- **Exercise details**
Look at the entries below and reproduce them exactly.

(Entries taken from a collection)
<<<<

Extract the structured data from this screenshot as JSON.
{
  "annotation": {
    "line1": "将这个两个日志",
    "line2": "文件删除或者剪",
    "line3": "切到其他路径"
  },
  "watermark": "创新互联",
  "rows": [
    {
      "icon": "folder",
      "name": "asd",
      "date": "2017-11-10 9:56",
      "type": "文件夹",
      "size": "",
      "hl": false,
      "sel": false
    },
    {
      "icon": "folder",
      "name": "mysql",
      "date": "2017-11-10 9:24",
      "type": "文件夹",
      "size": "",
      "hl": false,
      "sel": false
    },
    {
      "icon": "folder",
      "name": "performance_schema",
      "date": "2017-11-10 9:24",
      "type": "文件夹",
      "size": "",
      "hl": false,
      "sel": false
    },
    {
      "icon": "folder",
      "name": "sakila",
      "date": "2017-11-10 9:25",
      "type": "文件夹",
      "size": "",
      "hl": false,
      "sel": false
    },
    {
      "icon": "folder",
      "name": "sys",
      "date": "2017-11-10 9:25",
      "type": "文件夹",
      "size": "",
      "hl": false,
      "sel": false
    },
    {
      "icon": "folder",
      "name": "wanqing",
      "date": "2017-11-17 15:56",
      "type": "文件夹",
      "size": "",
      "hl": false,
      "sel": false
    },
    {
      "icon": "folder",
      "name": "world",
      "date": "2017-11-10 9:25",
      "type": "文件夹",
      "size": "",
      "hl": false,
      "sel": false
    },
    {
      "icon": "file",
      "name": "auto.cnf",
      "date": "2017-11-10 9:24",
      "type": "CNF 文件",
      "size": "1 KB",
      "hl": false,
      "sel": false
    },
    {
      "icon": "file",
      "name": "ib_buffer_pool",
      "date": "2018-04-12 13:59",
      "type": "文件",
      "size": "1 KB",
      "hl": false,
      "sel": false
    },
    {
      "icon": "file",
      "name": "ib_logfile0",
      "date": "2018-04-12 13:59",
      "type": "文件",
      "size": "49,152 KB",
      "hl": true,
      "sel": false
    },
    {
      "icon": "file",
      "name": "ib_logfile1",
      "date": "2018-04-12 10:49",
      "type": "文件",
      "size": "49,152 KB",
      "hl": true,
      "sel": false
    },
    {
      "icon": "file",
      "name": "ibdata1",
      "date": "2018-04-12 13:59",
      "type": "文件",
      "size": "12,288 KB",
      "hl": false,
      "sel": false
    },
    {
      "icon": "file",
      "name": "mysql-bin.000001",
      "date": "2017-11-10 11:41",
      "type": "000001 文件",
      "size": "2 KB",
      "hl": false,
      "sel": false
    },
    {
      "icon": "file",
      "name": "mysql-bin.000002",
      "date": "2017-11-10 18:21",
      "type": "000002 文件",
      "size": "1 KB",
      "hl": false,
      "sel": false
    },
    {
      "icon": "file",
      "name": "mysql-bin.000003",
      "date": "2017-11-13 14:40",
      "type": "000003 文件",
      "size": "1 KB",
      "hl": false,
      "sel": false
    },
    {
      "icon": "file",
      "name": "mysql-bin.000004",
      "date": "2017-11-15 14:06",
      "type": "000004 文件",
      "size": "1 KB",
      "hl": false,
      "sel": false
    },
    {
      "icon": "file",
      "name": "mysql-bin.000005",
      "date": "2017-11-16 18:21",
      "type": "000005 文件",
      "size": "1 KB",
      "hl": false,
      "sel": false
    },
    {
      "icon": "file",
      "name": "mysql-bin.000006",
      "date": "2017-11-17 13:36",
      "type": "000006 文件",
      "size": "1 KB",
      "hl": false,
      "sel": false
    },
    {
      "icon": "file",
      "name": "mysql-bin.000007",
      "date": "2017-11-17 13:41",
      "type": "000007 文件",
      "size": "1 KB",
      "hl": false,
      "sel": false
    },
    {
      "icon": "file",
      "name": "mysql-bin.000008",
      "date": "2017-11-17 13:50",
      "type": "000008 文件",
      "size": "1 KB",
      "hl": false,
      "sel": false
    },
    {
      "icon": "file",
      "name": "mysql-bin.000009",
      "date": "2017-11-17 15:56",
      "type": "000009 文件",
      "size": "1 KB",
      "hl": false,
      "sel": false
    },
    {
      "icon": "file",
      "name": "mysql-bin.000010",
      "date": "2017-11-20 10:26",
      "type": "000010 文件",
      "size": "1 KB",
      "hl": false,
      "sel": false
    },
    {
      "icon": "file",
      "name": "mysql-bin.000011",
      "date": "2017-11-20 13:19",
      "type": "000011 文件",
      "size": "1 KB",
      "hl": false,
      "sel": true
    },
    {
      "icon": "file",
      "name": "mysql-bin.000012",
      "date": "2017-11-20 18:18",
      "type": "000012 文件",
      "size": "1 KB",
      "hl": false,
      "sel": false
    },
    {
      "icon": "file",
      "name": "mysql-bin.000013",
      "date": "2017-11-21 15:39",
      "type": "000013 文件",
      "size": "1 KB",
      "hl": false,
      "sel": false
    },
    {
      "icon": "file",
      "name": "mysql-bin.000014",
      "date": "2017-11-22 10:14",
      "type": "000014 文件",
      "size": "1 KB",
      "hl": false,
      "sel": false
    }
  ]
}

>>>>

- **Solution to this problem**
Extract the structured data from this screenshot as JSON.
{
  "annotation": {
    "line1": "将这个两个日志",
    "line2": "文件删除或者剪",
    "line3": "切到其他路径"
  },
  "watermark": "创新互联",
  "rows": [
    {
      "icon": "folder",
      "name": "asd",
      "date": "2017-11-10 9:56",
      "type": "文件夹",
      "size": "",
      "hl": false,
      "sel": false
    },
    {
      "icon": "folder",
      "name": "mysql",
      "date": "2017-11-10 9:24",
      "type": "文件夹",
      "size": "",
      "hl": false,
      "sel": false
    },
    {
      "icon": "folder",
      "name": "performance_schema",
      "date": "2017-11-10 9:24",
      "type": "文件夹",
      "size": "",
      "hl": false,
      "sel": false
    },
    {
      "icon": "folder",
      "name": "sakila",
      "date": "2017-11-10 9:25",
      "type": "文件夹",
      "size": "",
      "hl": false,
      "sel": false
    },
    {
      "icon": "folder",
      "name": "sys",
      "date": "2017-11-10 9:25",
      "type": "文件夹",
      "size": "",
      "hl": false,
      "sel": false
    },
    {
      "icon": "folder",
      "name": "wanqing",
      "date": "2017-11-17 15:56",
      "type": "文件夹",
      "size": "",
      "hl": false,
      "sel": false
    },
    {
      "icon": "folder",
      "name": "world",
      "date": "2017-11-10 9:25",
      "type": "文件夹",
      "size": "",
      "hl": false,
      "sel": false
    },
    {
      "icon": "file",
      "name": "auto.cnf",
      "date": "2017-11-10 9:24",
      "type": "CNF 文件",
      "size": "1 KB",
      "hl": false,
      "sel": false
    },
    {
      "icon": "file",
      "name": "ib_buffer_pool",
      "date": "2018-04-12 13:59",
      "type": "文件",
      "size": "1 KB",
      "hl": false,
      "sel": false
    },
    {
      "icon": "file",
      "name": "ib_logfile0",
      "date": "2018-04-12 13:59",
      "type": "文件",
      "size": "49,152 KB",
      "hl": true,
      "sel": false
    },
    {
      "icon": "file",
      "name": "ib_logfile1",
      "date": "2018-04-12 10:49",
      "type": "文件",
      "size": "49,152 KB",
      "hl": true,
      "sel": false
    },
    {
      "icon": "file",
      "name": "ibdata1",
      "date": "2018-04-12 13:59",
      "type": "文件",
      "size": "12,288 KB",
      "hl": false,
      "sel": false
    },
    {
      "icon": "file",
      "name": "mysql-bin.000001",
      "date": "2017-11-10 11:41",
      "type": "000001 文件",
      "size": "2 KB",
      "hl": false,
      "sel": false
    },
    {
      "icon": "file",
      "name": "mysql-bin.000002",
      "date": "2017-11-10 18:21",
      "type": "000002 文件",
      "size": "1 KB",
      "hl": false,
      "sel": false
    },
    {
      "icon": "file",
      "name": "mysql-bin.000003",
      "date": "2017-11-13 14:40",
      "type": "000003 文件",
      "size": "1 KB",
      "hl": false,
      "sel": false
    },
    {
      "icon": "file",
      "name": "mysql-bin.000004",
      "date": "2017-11-15 14:06",
      "type": "000004 文件",
      "size": "1 KB",
      "hl": false,
      "sel": false
    },
    {
      "icon": "file",
      "name": "mysql-bin.000005",
      "date": "2017-11-16 18:21",
      "type": "000005 文件",
      "size": "1 KB",
      "hl": false,
      "sel": false
    },
    {
      "icon": "file",
      "name": "mysql-bin.000006",
      "date": "2017-11-17 13:36",
      "type": "000006 文件",
      "size": "1 KB",
      "hl": false,
      "sel": false
    },
    {
      "icon": "file",
      "name": "mysql-bin.000007",
      "date": "2017-11-17 13:41",
      "type": "000007 文件",
      "size": "1 KB",
      "hl": false,
      "sel": false
    },
    {
      "icon": "file",
      "name": "mysql-bin.000008",
      "date": "2017-11-17 13:50",
      "type": "000008 文件",
      "size": "1 KB",
      "hl": false,
      "sel": false
    },
    {
      "icon": "file",
      "name": "mysql-bin.000009",
      "date": "2017-11-17 15:56",
      "type": "000009 文件",
      "size": "1 KB",
      "hl": false,
      "sel": false
    },
    {
      "icon": "file",
      "name": "mysql-bin.000010",
      "date": "2017-11-20 10:26",
      "type": "000010 文件",
      "size": "1 KB",
      "hl": false,
      "sel": false
    },
    {
      "icon": "file",
      "name": "mysql-bin.000011",
      "date": "2017-11-20 13:19",
      "type": "000011 文件",
      "size": "1 KB",
      "hl": false,
      "sel": true
    },
    {
      "icon": "file",
      "name": "mysql-bin.000012",
      "date": "2017-11-20 18:18",
      "type": "000012 文件",
      "size": "1 KB",
      "hl": false,
      "sel": false
    },
    {
      "icon": "file",
      "name": "mysql-bin.000013",
      "date": "2017-11-21 15:39",
      "type": "000013 文件",
      "size": "1 KB",
      "hl": false,
      "sel": false
    },
    {
      "icon": "file",
      "name": "mysql-bin.000014",
      "date": "2017-11-22 10:14",
      "type": "000014 文件",
      "size": "1 KB",
      "hl": false,
      "sel": false
    }
  ]
}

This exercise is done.